• [Exercise task]
Tally up the lines below that include the word "Redeem". Answer with the number alone.

• [Data excerpts]

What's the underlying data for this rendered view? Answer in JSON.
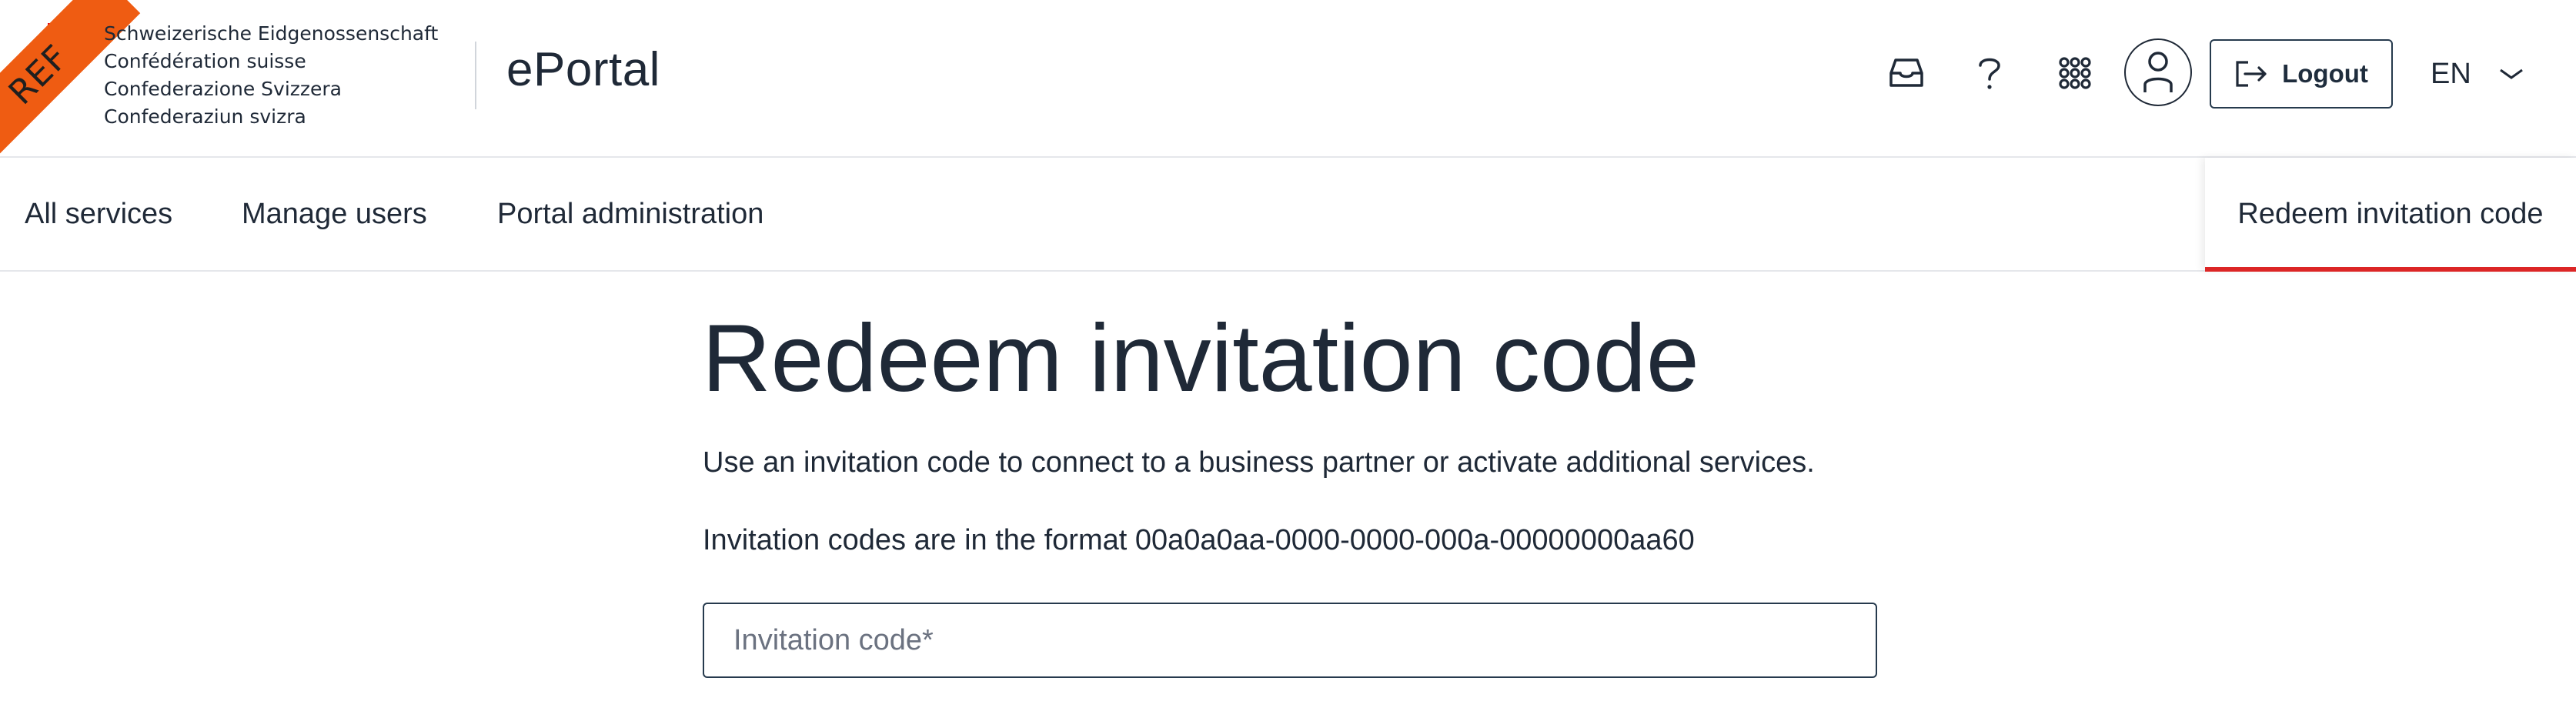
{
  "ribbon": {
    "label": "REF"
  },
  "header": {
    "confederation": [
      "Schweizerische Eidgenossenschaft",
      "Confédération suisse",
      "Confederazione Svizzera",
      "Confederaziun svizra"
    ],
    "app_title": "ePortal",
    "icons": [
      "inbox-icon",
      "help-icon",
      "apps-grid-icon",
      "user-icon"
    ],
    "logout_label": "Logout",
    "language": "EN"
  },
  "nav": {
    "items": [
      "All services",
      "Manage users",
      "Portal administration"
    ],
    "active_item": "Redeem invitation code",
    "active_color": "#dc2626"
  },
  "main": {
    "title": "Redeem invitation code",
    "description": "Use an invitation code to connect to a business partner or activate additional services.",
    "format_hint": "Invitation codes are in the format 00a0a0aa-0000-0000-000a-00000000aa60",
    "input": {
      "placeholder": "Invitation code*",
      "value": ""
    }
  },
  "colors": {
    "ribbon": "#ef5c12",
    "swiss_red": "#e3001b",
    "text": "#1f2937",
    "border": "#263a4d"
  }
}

• [Response to this exercise]
2